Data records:
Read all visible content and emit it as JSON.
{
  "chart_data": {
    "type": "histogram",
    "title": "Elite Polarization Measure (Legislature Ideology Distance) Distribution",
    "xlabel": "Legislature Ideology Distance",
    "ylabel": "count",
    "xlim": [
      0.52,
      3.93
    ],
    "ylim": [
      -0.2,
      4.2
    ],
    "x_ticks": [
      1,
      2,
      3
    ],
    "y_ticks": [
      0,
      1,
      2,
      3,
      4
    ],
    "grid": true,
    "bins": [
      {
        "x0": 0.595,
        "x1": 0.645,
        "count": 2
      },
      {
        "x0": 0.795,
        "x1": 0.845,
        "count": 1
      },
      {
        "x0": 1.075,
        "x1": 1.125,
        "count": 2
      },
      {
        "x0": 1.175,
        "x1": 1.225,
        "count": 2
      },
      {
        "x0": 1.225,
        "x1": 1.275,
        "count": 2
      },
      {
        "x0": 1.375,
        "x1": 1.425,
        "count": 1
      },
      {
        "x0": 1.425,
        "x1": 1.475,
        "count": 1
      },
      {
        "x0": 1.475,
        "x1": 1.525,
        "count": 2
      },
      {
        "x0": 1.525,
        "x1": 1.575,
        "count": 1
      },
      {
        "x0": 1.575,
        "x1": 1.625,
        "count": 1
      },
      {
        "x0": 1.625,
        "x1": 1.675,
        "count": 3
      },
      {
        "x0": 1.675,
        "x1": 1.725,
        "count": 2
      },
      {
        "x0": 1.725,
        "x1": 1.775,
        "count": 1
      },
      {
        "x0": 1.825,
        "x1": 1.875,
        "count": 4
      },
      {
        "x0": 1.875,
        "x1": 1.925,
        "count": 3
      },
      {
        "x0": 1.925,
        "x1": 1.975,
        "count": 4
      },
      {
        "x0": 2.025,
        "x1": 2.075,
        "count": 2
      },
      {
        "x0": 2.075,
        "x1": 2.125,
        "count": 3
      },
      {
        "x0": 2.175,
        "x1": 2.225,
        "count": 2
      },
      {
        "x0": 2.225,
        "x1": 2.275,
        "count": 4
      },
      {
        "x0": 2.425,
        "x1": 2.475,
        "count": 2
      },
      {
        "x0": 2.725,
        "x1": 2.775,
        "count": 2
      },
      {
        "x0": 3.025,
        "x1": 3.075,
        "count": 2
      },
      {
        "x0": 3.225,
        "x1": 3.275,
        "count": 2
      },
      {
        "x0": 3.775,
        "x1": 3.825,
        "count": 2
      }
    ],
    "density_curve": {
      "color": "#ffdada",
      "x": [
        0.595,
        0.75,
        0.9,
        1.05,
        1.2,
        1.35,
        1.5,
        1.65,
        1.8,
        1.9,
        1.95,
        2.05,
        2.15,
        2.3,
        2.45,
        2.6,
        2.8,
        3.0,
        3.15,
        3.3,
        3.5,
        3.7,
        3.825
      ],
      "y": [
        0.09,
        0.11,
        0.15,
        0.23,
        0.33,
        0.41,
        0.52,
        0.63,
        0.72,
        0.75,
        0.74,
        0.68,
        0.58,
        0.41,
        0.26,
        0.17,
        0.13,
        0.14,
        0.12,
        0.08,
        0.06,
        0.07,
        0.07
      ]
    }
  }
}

-- What you need to do --
List every line above that holds the word "Distance".

-- Problem solution --
    "title": "Elite Polarization Measure (Legislature Ideology Distance) Distribution",
    "xlabel": "Legislature Ideology Distance",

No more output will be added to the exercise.